● WHAT TO PRODUCE
Identify every line in the records below that contains the word "ФОРМАТ", and reproduce each one.

● DATASET EXTRACT
──────────
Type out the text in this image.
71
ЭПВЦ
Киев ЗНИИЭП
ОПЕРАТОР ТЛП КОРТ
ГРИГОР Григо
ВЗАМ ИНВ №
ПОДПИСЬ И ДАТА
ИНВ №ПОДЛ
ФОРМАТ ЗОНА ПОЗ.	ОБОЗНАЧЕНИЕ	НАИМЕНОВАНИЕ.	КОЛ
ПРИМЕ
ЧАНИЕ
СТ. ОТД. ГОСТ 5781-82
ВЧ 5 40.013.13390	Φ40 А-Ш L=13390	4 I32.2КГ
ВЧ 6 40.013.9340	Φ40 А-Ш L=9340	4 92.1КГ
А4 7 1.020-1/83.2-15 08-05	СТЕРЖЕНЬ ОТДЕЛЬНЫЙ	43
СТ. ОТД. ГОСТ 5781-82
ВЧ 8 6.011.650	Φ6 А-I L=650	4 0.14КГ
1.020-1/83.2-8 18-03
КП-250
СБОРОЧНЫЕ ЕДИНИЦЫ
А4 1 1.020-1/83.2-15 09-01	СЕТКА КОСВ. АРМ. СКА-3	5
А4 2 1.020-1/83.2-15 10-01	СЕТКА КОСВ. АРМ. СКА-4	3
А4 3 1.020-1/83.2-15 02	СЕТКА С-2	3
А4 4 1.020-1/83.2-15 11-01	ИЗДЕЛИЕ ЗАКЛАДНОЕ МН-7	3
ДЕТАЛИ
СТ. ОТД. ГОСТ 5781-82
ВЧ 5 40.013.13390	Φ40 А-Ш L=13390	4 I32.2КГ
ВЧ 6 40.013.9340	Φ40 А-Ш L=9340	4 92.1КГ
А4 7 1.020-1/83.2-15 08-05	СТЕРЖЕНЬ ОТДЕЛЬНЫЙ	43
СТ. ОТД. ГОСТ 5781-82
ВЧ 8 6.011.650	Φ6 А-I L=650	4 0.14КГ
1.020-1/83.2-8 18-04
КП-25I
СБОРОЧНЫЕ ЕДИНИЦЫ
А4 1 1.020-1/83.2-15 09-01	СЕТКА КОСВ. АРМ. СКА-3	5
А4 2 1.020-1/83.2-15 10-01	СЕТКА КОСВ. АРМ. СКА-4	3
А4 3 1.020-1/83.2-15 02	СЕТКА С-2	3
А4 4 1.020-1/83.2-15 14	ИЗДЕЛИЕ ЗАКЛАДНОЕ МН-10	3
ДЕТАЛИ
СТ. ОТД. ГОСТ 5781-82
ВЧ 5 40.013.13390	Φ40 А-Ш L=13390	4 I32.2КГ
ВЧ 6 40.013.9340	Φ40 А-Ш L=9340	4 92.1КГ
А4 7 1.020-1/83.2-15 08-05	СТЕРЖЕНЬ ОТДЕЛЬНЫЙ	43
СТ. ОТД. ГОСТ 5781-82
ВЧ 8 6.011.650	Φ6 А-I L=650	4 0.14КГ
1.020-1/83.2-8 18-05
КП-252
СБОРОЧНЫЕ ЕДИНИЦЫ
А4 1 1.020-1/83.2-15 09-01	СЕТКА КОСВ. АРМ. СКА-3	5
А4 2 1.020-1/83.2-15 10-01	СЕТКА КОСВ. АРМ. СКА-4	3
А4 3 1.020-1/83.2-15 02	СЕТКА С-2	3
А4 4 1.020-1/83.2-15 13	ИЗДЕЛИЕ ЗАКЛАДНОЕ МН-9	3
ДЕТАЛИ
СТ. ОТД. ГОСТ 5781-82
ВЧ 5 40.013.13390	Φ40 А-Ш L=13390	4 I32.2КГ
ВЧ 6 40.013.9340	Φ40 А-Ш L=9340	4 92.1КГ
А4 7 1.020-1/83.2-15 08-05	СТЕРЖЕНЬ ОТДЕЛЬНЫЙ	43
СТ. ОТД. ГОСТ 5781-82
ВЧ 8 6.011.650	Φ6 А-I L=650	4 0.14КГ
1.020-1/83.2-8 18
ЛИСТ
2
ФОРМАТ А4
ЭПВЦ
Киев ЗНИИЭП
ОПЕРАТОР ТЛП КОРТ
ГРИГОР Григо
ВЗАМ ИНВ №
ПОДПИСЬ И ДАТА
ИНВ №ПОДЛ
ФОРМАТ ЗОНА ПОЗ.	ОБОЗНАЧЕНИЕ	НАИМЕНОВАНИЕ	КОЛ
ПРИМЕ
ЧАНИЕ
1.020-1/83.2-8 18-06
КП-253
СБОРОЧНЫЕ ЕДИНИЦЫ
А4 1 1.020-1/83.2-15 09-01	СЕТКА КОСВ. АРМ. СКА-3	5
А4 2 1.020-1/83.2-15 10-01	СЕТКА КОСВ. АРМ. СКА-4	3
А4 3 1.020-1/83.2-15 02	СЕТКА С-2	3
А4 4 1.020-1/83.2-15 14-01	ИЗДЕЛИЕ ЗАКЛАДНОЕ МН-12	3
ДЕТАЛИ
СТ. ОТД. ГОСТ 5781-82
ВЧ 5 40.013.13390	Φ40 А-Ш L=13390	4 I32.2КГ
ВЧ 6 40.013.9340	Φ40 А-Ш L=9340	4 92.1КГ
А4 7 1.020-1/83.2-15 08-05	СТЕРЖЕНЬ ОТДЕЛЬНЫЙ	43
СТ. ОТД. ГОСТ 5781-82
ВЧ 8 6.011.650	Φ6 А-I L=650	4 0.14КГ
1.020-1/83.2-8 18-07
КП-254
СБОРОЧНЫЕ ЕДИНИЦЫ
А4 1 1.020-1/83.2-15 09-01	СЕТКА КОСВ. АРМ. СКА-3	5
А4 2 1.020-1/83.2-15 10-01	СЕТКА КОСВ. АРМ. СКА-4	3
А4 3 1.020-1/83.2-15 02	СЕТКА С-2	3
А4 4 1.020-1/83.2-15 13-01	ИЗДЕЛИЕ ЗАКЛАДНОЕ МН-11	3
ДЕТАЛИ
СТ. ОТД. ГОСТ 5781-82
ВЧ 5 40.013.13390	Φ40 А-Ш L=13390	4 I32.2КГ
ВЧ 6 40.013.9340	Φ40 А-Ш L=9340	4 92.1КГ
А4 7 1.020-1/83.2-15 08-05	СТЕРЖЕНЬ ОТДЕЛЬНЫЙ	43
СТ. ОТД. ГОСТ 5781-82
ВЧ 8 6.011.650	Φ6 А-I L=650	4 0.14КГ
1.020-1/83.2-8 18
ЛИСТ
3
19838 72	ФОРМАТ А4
──────────
● RESULT FOR THIS EXERCISE
ФОРМАТ ЗОНА ПОЗ.	ОБОЗНАЧЕНИЕ	НАИМЕНОВАНИЕ.	КОЛ
ФОРМАТ А4
ФОРМАТ ЗОНА ПОЗ.	ОБОЗНАЧЕНИЕ	НАИМЕНОВАНИЕ	КОЛ
19838 72	ФОРМАТ А4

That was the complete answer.